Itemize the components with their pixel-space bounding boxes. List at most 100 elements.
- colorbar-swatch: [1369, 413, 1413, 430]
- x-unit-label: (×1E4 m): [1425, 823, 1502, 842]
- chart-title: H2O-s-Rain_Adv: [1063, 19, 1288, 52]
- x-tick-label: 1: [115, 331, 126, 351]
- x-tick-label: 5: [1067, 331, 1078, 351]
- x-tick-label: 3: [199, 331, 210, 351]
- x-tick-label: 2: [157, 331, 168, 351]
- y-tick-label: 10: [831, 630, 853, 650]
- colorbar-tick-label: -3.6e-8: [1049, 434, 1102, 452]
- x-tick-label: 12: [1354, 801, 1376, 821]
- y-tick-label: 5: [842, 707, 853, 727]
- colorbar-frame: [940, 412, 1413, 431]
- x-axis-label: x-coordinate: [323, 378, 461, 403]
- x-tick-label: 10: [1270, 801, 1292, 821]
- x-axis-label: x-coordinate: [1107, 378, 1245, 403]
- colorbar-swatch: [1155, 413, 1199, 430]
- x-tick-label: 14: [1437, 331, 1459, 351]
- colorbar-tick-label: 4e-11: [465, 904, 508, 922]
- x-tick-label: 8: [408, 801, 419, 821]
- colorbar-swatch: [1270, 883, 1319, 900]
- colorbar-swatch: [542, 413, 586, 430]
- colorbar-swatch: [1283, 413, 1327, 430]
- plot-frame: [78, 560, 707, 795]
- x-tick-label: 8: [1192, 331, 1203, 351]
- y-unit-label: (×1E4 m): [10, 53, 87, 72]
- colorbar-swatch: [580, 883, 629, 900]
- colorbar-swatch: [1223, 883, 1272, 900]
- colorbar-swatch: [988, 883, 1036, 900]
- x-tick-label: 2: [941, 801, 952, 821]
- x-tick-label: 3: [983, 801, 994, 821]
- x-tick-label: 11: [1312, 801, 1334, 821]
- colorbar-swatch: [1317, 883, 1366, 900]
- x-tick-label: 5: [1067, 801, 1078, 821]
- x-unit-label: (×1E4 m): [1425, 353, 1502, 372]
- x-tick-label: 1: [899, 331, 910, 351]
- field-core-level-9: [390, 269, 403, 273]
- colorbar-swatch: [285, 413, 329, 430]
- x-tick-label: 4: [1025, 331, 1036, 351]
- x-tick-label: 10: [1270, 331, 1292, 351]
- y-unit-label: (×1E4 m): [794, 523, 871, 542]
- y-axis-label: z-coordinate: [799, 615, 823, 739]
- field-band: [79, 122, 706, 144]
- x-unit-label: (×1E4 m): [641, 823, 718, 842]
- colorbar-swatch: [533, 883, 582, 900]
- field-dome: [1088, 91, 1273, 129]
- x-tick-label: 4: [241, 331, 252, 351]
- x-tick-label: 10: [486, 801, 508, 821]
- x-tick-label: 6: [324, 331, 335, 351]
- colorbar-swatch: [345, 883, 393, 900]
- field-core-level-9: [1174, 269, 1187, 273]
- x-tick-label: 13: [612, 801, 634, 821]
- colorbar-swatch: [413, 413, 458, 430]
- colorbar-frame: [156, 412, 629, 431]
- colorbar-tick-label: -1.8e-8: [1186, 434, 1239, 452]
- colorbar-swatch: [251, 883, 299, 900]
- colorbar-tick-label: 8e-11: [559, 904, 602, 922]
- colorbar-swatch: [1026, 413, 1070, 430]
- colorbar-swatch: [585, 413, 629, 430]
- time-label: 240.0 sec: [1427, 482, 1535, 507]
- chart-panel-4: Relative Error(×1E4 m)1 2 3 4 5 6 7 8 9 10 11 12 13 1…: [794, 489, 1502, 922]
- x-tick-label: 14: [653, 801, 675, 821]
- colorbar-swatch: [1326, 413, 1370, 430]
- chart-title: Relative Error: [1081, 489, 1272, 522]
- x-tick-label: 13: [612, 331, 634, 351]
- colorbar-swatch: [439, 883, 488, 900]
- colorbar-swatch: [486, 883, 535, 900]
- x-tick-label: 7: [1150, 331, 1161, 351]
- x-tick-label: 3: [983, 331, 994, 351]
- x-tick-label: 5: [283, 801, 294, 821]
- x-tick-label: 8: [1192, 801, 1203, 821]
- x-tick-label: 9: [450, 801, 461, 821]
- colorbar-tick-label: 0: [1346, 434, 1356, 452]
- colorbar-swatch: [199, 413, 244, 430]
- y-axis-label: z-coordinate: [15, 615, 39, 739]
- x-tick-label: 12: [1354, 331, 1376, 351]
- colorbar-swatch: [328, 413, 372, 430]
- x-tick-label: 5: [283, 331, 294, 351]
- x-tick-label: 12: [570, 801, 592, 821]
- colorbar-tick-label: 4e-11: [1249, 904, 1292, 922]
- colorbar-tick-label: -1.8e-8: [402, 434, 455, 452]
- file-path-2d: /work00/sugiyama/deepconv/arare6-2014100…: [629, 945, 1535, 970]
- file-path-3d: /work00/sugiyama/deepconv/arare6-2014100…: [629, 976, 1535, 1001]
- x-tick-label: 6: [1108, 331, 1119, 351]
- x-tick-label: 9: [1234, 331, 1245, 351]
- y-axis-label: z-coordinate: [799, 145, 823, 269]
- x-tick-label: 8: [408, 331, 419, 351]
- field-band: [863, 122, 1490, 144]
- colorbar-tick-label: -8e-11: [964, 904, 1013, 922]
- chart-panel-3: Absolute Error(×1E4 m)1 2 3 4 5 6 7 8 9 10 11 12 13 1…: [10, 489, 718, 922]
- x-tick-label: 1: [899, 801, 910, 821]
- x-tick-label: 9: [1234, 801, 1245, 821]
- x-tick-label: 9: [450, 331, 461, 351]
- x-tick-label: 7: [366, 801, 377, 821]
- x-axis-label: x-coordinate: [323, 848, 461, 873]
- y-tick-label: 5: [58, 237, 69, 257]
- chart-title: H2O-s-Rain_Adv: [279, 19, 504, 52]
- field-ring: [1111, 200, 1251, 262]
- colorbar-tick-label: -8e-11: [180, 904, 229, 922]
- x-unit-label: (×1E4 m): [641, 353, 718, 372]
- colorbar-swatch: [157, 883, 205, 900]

[WHAT IS EXPECTED] Can you reproduce every item above line for line, with the same characters and in the same order?

[FINAL ANSWER]
Itemize the components with their pixel-space bounding boxes. List at most 100 elements.
- colorbar-swatch: [1369, 413, 1413, 430]
- x-unit-label: (×1E4 m): [1425, 823, 1502, 842]
- chart-title: H2O-s-Rain_Adv: [1063, 19, 1288, 52]
- x-tick-label: 1: [115, 331, 126, 351]
- x-tick-label: 5: [1067, 331, 1078, 351]
- x-tick-label: 3: [199, 331, 210, 351]
- x-tick-label: 2: [157, 331, 168, 351]
- y-tick-label: 10: [831, 630, 853, 650]
- colorbar-tick-label: -3.6e-8: [1049, 434, 1102, 452]
- x-tick-label: 12: [1354, 801, 1376, 821]
- y-tick-label: 5: [842, 707, 853, 727]
- colorbar-frame: [940, 412, 1413, 431]
- x-axis-label: x-coordinate: [323, 378, 461, 403]
- x-tick-label: 10: [1270, 801, 1292, 821]
- x-axis-label: x-coordinate: [1107, 378, 1245, 403]
- colorbar-swatch: [1155, 413, 1199, 430]
- x-tick-label: 14: [1437, 331, 1459, 351]
- colorbar-tick-label: 4e-11: [465, 904, 508, 922]
- x-tick-label: 8: [408, 801, 419, 821]
- colorbar-swatch: [1270, 883, 1319, 900]
- colorbar-swatch: [542, 413, 586, 430]
- colorbar-swatch: [1283, 413, 1327, 430]
- plot-frame: [78, 560, 707, 795]
- x-tick-label: 8: [1192, 331, 1203, 351]
- y-unit-label: (×1E4 m): [10, 53, 87, 72]
- colorbar-swatch: [580, 883, 629, 900]
- colorbar-swatch: [1223, 883, 1272, 900]
- colorbar-swatch: [988, 883, 1036, 900]
- x-tick-label: 2: [941, 801, 952, 821]
- x-tick-label: 3: [983, 801, 994, 821]
- x-tick-label: 11: [1312, 801, 1334, 821]
- colorbar-swatch: [1317, 883, 1366, 900]
- x-tick-label: 5: [1067, 801, 1078, 821]
- x-unit-label: (×1E4 m): [1425, 353, 1502, 372]
- x-tick-label: 1: [899, 331, 910, 351]
- field-core-level-9: [390, 269, 403, 273]
- colorbar-swatch: [285, 413, 329, 430]
- x-tick-label: 4: [1025, 331, 1036, 351]
- x-tick-label: 10: [1270, 331, 1292, 351]
- y-unit-label: (×1E4 m): [794, 523, 871, 542]
- y-axis-label: z-coordinate: [799, 615, 823, 739]
- field-band: [79, 122, 706, 144]
- x-unit-label: (×1E4 m): [641, 823, 718, 842]
- colorbar-swatch: [533, 883, 582, 900]
- field-dome: [1088, 91, 1273, 129]
- x-tick-label: 4: [241, 331, 252, 351]
- x-tick-label: 10: [486, 801, 508, 821]
- x-tick-label: 6: [324, 331, 335, 351]
- colorbar-swatch: [345, 883, 393, 900]
- field-core-level-9: [1174, 269, 1187, 273]
- x-tick-label: 13: [612, 801, 634, 821]
- colorbar-swatch: [413, 413, 458, 430]
- colorbar-frame: [156, 412, 629, 431]
- colorbar-tick-label: -1.8e-8: [1186, 434, 1239, 452]
- colorbar-swatch: [251, 883, 299, 900]
- colorbar-tick-label: 8e-11: [559, 904, 602, 922]
- colorbar-swatch: [1026, 413, 1070, 430]
- colorbar-swatch: [585, 413, 629, 430]
- time-label: 240.0 sec: [1427, 482, 1535, 507]
- chart-panel-4: Relative Error(×1E4 m)1 2 3 4 5 6 7 8 9 10 11 12 13 1…: [794, 489, 1502, 922]
- x-tick-label: 14: [653, 801, 675, 821]
- colorbar-swatch: [1326, 413, 1370, 430]
- chart-title: Relative Error: [1081, 489, 1272, 522]
- x-tick-label: 13: [612, 331, 634, 351]
- colorbar-swatch: [439, 883, 488, 900]
- colorbar-swatch: [486, 883, 535, 900]
- x-tick-label: 7: [1150, 331, 1161, 351]
- x-tick-label: 3: [983, 331, 994, 351]
- x-tick-label: 5: [283, 801, 294, 821]
- x-tick-label: 8: [1192, 801, 1203, 821]
- x-tick-label: 9: [450, 801, 461, 821]
- colorbar-tick-label: 0: [1346, 434, 1356, 452]
- colorbar-swatch: [199, 413, 244, 430]
- y-axis-label: z-coordinate: [15, 615, 39, 739]
- x-tick-label: 12: [1354, 331, 1376, 351]
- colorbar-swatch: [328, 413, 372, 430]
- x-tick-label: 5: [283, 331, 294, 351]
- x-tick-label: 12: [570, 801, 592, 821]
- colorbar-tick-label: 4e-11: [1249, 904, 1292, 922]
- colorbar-tick-label: -1.8e-8: [402, 434, 455, 452]
- file-path-2d: /work00/sugiyama/deepconv/arare6-2014100…: [629, 945, 1535, 970]
- file-path-3d: /work00/sugiyama/deepconv/arare6-2014100…: [629, 976, 1535, 1001]
- x-tick-label: 6: [1108, 331, 1119, 351]
- x-tick-label: 9: [1234, 331, 1245, 351]
- y-axis-label: z-coordinate: [799, 145, 823, 269]
- x-tick-label: 8: [408, 331, 419, 351]
- field-band: [863, 122, 1490, 144]
- colorbar-tick-label: -8e-11: [964, 904, 1013, 922]
- chart-panel-3: Absolute Error(×1E4 m)1 2 3 4 5 6 7 8 9 10 11 12 13 1…: [10, 489, 718, 922]
- x-tick-label: 1: [899, 801, 910, 821]
- x-tick-label: 9: [1234, 801, 1245, 821]
- x-tick-label: 9: [450, 331, 461, 351]
- x-tick-label: 7: [366, 801, 377, 821]
- x-axis-label: x-coordinate: [323, 848, 461, 873]
- y-tick-label: 5: [58, 237, 69, 257]
- chart-title: H2O-s-Rain_Adv: [279, 19, 504, 52]
- field-ring: [1111, 200, 1251, 262]
- colorbar-tick-label: -8e-11: [180, 904, 229, 922]
- x-unit-label: (×1E4 m): [641, 353, 718, 372]
- colorbar-swatch: [157, 883, 205, 900]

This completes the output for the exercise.